Dataset items:
• • • • •
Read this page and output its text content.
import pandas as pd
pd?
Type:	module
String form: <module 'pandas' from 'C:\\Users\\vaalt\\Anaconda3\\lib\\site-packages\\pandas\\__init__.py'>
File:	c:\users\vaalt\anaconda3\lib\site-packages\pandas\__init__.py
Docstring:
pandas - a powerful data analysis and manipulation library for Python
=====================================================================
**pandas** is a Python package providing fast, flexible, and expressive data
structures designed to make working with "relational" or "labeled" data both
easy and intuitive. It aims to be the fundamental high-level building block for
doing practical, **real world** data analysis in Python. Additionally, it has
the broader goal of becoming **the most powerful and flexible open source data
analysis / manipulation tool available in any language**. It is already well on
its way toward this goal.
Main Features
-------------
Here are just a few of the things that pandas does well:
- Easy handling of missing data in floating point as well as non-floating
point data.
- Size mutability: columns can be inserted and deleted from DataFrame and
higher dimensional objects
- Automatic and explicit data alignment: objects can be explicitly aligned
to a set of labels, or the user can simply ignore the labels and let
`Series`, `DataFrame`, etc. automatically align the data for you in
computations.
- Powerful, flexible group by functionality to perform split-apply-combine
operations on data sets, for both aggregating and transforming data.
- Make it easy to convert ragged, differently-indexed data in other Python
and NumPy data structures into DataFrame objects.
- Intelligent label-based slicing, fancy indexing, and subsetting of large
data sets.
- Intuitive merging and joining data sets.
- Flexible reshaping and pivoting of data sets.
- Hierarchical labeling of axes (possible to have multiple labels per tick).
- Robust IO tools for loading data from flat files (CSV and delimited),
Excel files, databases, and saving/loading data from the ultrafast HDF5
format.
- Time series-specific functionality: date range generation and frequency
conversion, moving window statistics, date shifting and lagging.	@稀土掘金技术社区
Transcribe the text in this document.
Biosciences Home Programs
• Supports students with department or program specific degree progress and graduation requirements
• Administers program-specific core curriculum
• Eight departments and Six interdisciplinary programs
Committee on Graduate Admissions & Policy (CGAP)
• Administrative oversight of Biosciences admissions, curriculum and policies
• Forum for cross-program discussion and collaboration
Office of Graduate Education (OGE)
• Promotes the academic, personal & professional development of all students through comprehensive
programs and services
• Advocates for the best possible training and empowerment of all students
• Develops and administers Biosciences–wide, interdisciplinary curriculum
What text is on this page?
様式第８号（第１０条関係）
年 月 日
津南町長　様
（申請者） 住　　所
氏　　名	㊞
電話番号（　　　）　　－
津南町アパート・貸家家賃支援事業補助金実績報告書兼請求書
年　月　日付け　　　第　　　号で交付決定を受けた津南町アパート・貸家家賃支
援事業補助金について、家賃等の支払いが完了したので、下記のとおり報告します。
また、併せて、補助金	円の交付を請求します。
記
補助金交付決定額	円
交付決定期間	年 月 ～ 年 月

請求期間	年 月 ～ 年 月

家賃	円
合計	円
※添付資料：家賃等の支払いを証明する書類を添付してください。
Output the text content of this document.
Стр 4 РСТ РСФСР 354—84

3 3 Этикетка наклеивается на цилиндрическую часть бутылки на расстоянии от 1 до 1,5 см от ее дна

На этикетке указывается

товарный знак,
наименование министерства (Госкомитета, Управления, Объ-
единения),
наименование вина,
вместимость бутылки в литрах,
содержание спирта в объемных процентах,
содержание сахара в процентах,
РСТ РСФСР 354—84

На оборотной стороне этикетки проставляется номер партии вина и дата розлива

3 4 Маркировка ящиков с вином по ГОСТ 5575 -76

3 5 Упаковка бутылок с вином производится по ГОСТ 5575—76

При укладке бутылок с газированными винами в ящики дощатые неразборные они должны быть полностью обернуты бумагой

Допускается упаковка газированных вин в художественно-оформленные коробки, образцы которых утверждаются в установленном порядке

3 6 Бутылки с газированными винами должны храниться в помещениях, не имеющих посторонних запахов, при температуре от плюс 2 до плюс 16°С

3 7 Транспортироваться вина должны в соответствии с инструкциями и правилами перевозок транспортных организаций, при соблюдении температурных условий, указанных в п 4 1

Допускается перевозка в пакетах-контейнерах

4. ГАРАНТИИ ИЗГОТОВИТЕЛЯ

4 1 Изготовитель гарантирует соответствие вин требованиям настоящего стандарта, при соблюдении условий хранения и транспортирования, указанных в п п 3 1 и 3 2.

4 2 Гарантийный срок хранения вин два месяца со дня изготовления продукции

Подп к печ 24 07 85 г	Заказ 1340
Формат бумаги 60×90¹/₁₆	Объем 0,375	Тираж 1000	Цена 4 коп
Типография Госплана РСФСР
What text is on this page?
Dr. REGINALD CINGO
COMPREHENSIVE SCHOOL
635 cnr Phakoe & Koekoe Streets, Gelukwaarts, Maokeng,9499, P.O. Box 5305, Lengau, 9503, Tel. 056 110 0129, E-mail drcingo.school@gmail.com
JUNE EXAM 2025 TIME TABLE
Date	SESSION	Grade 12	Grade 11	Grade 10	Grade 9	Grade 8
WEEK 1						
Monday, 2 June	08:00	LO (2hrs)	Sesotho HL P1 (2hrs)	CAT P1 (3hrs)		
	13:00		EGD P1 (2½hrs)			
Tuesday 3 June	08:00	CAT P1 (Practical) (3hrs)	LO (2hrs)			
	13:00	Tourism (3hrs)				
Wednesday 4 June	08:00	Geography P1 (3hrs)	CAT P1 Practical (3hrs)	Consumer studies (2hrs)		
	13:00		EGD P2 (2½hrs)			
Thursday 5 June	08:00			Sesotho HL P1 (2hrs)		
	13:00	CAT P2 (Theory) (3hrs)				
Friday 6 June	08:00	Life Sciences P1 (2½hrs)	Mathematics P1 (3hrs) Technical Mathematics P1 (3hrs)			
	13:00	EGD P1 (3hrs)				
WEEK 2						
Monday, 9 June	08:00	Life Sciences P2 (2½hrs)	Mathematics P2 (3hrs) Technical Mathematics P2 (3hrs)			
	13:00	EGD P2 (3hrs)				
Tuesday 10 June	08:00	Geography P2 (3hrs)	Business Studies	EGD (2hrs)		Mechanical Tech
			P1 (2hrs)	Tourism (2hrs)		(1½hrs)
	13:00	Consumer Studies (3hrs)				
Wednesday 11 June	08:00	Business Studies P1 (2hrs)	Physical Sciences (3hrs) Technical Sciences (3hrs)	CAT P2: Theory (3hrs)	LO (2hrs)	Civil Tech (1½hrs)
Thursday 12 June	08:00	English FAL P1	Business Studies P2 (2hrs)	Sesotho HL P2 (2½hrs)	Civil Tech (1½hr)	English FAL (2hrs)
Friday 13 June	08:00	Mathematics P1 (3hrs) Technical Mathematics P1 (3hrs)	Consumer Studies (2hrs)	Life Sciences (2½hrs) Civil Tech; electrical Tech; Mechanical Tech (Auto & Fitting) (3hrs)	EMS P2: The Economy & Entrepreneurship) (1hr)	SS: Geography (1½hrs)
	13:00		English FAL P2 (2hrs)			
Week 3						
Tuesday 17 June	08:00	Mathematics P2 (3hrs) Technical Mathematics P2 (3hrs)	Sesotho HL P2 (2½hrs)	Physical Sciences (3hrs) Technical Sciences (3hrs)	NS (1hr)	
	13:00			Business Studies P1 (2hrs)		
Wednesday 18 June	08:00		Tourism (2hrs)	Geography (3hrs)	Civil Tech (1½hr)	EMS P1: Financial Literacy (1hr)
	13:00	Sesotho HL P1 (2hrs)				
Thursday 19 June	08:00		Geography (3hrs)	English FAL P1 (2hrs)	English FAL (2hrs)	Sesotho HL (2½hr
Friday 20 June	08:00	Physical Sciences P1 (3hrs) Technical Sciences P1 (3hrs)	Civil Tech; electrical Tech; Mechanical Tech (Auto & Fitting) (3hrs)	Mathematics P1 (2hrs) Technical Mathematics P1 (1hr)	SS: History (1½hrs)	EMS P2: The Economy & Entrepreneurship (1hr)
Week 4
• • • • •
Goal>
Of the lines above, how many contain the string "вином"? Only the number is required.

Exercise answer>
2